Problem statement —
Convert the items into a JSON list of strings, with one string per line and blank lines dropped. Leave the pictures out.

Raw records —
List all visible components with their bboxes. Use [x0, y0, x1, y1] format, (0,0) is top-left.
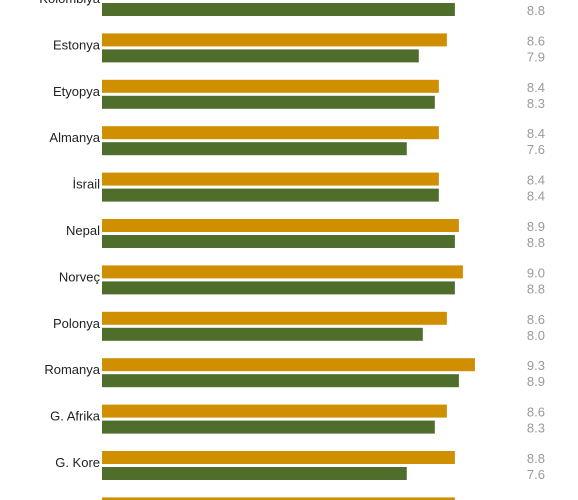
bar-series-2: [102, 420, 435, 434]
category-label: Romanya: [44, 362, 100, 377]
category-label: İsrail: [73, 177, 101, 192]
category-group: 9.08.8 Norveç: [59, 265, 545, 296]
bar-series-1: [102, 126, 439, 140]
bar-series-2: [102, 467, 407, 480]
bar-series-2: [102, 49, 419, 63]
category-label: Etyopya: [53, 84, 101, 99]
bar-series-1: [102, 311, 447, 325]
value-label: 8.4: [527, 173, 545, 188]
bar-series-2: [102, 327, 423, 341]
bar-series-2: [102, 188, 439, 202]
value-label: 8.8: [527, 451, 545, 466]
category-label: G. Kore: [55, 455, 100, 470]
bar-series-1: [102, 497, 455, 500]
bar-series-1: [102, 358, 475, 372]
bar-series-2: [102, 235, 455, 248]
bar-series-1: [102, 172, 439, 186]
value-label: 8.3: [527, 96, 545, 111]
value-label: 8.4: [527, 80, 545, 95]
value-label: 9.3: [527, 358, 545, 373]
value-label: 8.9: [527, 219, 545, 234]
category-label: Estonya: [53, 37, 101, 52]
bar-series-2: [102, 95, 435, 109]
category-label: Norveç: [59, 269, 101, 284]
category-group: 8.48.3 Etyopya: [53, 79, 545, 111]
bar-series-1: [102, 404, 447, 418]
category-group: 9.38.9 Romanya: [44, 358, 545, 389]
value-label: 8.6: [527, 405, 545, 420]
bar-series-1: [102, 219, 459, 232]
value-label: 9.0: [527, 0, 545, 2]
category-group: [102, 497, 455, 500]
value-label: 8.8: [527, 281, 545, 296]
category-group: 8.68.3 G. Afrika: [50, 404, 545, 436]
value-label: 7.6: [527, 142, 545, 157]
value-label: 8.4: [527, 126, 545, 141]
category-group: 8.87.6 G. Kore: [55, 451, 545, 482]
value-label: 8.8: [527, 235, 545, 250]
value-label: 8.0: [527, 328, 545, 343]
bar-series-2: [102, 281, 455, 295]
bar-series-1: [102, 265, 463, 279]
bar-series-1: [102, 79, 439, 93]
category-group: 8.47.6 Almanya: [49, 126, 545, 157]
category-label: Nepal: [66, 223, 100, 238]
category-group: 9.08.8 Kolombiya: [39, 0, 545, 18]
category-group: 8.67.9 Estonya: [53, 33, 545, 64]
category-group: 8.48.4 İsrail: [73, 172, 545, 204]
value-label: 9.0: [527, 265, 545, 280]
value-label: 8.6: [527, 312, 545, 327]
category-label: Kolombiya: [39, 0, 100, 6]
category-group: 8.98.8 Nepal: [66, 219, 545, 250]
value-label: 7.6: [527, 467, 545, 482]
bar-series-1: [102, 33, 447, 47]
category-label: Almanya: [49, 130, 100, 145]
category-group: 8.68.0 Polonya: [53, 311, 545, 343]
value-label: 8.6: [527, 33, 545, 48]
value-label: 8.4: [527, 189, 545, 204]
value-label: 8.3: [527, 421, 545, 436]
category-label: G. Afrika: [50, 409, 101, 424]
value-label: 8.9: [527, 374, 545, 389]
category-label: Polonya: [53, 316, 101, 331]
bar-series-2: [102, 142, 407, 156]
bar-series-2: [102, 374, 459, 388]
bar-series-1: [102, 451, 455, 464]
value-label: 7.9: [527, 49, 545, 64]
value-label: 8.8: [527, 3, 545, 18]
bar-series-2: [102, 3, 455, 16]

Problem solution —
[
  "List all visible components with their bboxes. Use [x0, y0, x1, y1] format, (0,0) is top-left.",
  "bar-series-2: [102, 420, 435, 434]",
  "category-label: Romanya: [44, 362, 100, 377]",
  "category-label: İsrail: [73, 177, 101, 192]",
  "category-group: 9.08.8 Norveç: [59, 265, 545, 296]",
  "bar-series-1: [102, 126, 439, 140]",
  "bar-series-2: [102, 467, 407, 480]",
  "bar-series-2: [102, 49, 419, 63]",
  "category-label: Etyopya: [53, 84, 101, 99]",
  "bar-series-1: [102, 311, 447, 325]",
  "value-label: 8.4: [527, 173, 545, 188]",
  "bar-series-2: [102, 327, 423, 341]",
  "bar-series-2: [102, 188, 439, 202]",
  "value-label: 8.8: [527, 451, 545, 466]",
  "category-label: G. Kore: [55, 455, 100, 470]",
  "bar-series-1: [102, 497, 455, 500]",
  "bar-series-1: [102, 358, 475, 372]",
  "bar-series-2: [102, 235, 455, 248]",
  "bar-series-1: [102, 172, 439, 186]",
  "value-label: 8.3: [527, 96, 545, 111]",
  "value-label: 8.4: [527, 80, 545, 95]",
  "value-label: 9.3: [527, 358, 545, 373]",
  "value-label: 8.9: [527, 219, 545, 234]",
  "category-label: Estonya: [53, 37, 101, 52]",
  "bar-series-2: [102, 95, 435, 109]",
  "category-label: Norveç: [59, 269, 101, 284]",
  "category-group: 8.48.3 Etyopya: [53, 79, 545, 111]",
  "bar-series-1: [102, 404, 447, 418]",
  "category-group: 9.38.9 Romanya: [44, 358, 545, 389]",
  "value-label: 8.6: [527, 405, 545, 420]",
  "bar-series-1: [102, 219, 459, 232]",
  "value-label: 9.0: [527, 0, 545, 2]",
  "category-group: [102, 497, 455, 500]",
  "value-label: 8.8: [527, 281, 545, 296]",
  "category-group: 8.68.3 G. Afrika: [50, 404, 545, 436]",
  "value-label: 7.6: [527, 142, 545, 157]",
  "value-label: 8.4: [527, 126, 545, 141]",
  "category-group: 8.87.6 G. Kore: [55, 451, 545, 482]",
  "value-label: 8.8: [527, 235, 545, 250]",
  "value-label: 8.0: [527, 328, 545, 343]",
  "bar-series-2: [102, 281, 455, 295]",
  "bar-series-1: [102, 265, 463, 279]",
  "bar-series-1: [102, 79, 439, 93]",
  "category-group: 8.47.6 Almanya: [49, 126, 545, 157]",
  "category-label: Nepal: [66, 223, 100, 238]",
  "category-group: 9.08.8 Kolombiya: [39, 0, 545, 18]",
  "category-group: 8.67.9 Estonya: [53, 33, 545, 64]",
  "category-group: 8.48.4 İsrail: [73, 172, 545, 204]",
  "value-label: 9.0: [527, 265, 545, 280]",
  "value-label: 8.6: [527, 312, 545, 327]",
  "category-label: Kolombiya: [39, 0, 100, 6]",
  "category-group: 8.98.8 Nepal: [66, 219, 545, 250]",
  "value-label: 7.6: [527, 467, 545, 482]",
  "bar-series-1: [102, 33, 447, 47]",
  "category-label: Almanya: [49, 130, 100, 145]",
  "category-group: 8.68.0 Polonya: [53, 311, 545, 343]",
  "value-label: 8.6: [527, 33, 545, 48]",
  "value-label: 8.4: [527, 189, 545, 204]",
  "value-label: 8.3: [527, 421, 545, 436]",
  "category-label: G. Afrika: [50, 409, 101, 424]",
  "value-label: 8.9: [527, 374, 545, 389]",
  "category-label: Polonya: [53, 316, 101, 331]",
  "bar-series-2: [102, 142, 407, 156]",
  "bar-series-2: [102, 374, 459, 388]",
  "bar-series-1: [102, 451, 455, 464]",
  "value-label: 7.9: [527, 49, 545, 64]",
  "value-label: 8.8: [527, 3, 545, 18]",
  "bar-series-2: [102, 3, 455, 16]"
]